*** Items

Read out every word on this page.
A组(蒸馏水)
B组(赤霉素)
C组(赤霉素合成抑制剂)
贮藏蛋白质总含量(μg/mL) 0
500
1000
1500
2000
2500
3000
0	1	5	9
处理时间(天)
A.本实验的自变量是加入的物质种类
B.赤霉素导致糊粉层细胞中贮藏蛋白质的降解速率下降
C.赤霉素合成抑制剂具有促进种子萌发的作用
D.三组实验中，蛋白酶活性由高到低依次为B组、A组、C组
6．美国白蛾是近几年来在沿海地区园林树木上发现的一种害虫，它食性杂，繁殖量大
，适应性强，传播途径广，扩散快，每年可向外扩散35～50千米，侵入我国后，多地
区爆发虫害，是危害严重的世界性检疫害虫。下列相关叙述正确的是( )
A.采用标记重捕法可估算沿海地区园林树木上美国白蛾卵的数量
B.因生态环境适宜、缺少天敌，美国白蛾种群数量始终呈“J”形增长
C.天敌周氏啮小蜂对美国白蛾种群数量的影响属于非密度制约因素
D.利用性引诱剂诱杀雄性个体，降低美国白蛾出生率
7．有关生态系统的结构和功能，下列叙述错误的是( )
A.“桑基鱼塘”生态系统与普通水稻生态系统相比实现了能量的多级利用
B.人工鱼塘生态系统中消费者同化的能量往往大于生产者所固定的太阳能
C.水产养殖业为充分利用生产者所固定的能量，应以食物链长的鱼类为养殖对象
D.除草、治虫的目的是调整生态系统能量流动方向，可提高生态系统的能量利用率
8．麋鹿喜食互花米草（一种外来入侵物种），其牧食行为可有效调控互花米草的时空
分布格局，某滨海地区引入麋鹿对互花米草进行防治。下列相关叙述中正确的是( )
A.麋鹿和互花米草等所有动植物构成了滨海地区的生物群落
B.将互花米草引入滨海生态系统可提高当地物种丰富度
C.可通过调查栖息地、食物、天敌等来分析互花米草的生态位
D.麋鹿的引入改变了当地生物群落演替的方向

******

Task goal: Please copy out each record, character for character.

Written answer:
Read out every word on this page.
A组(蒸馏水)
B组(赤霉素)
C组(赤霉素合成抑制剂)
贮藏蛋白质总含量(μg/mL) 0
500
1000
1500
2000
2500
3000
0	1	5	9
处理时间(天)
A.本实验的自变量是加入的物质种类
B.赤霉素导致糊粉层细胞中贮藏蛋白质的降解速率下降
C.赤霉素合成抑制剂具有促进种子萌发的作用
D.三组实验中，蛋白酶活性由高到低依次为B组、A组、C组
6．美国白蛾是近几年来在沿海地区园林树木上发现的一种害虫，它食性杂，繁殖量大
，适应性强，传播途径广，扩散快，每年可向外扩散35～50千米，侵入我国后，多地
区爆发虫害，是危害严重的世界性检疫害虫。下列相关叙述正确的是( )
A.采用标记重捕法可估算沿海地区园林树木上美国白蛾卵的数量
B.因生态环境适宜、缺少天敌，美国白蛾种群数量始终呈“J”形增长
C.天敌周氏啮小蜂对美国白蛾种群数量的影响属于非密度制约因素
D.利用性引诱剂诱杀雄性个体，降低美国白蛾出生率
7．有关生态系统的结构和功能，下列叙述错误的是( )
A.“桑基鱼塘”生态系统与普通水稻生态系统相比实现了能量的多级利用
B.人工鱼塘生态系统中消费者同化的能量往往大于生产者所固定的太阳能
C.水产养殖业为充分利用生产者所固定的能量，应以食物链长的鱼类为养殖对象
D.除草、治虫的目的是调整生态系统能量流动方向，可提高生态系统的能量利用率
8．麋鹿喜食互花米草（一种外来入侵物种），其牧食行为可有效调控互花米草的时空
分布格局，某滨海地区引入麋鹿对互花米草进行防治。下列相关叙述中正确的是( )
A.麋鹿和互花米草等所有动植物构成了滨海地区的生物群落
B.将互花米草引入滨海生态系统可提高当地物种丰富度
C.可通过调查栖息地、食物、天敌等来分析互花米草的生态位
D.麋鹿的引入改变了当地生物群落演替的方向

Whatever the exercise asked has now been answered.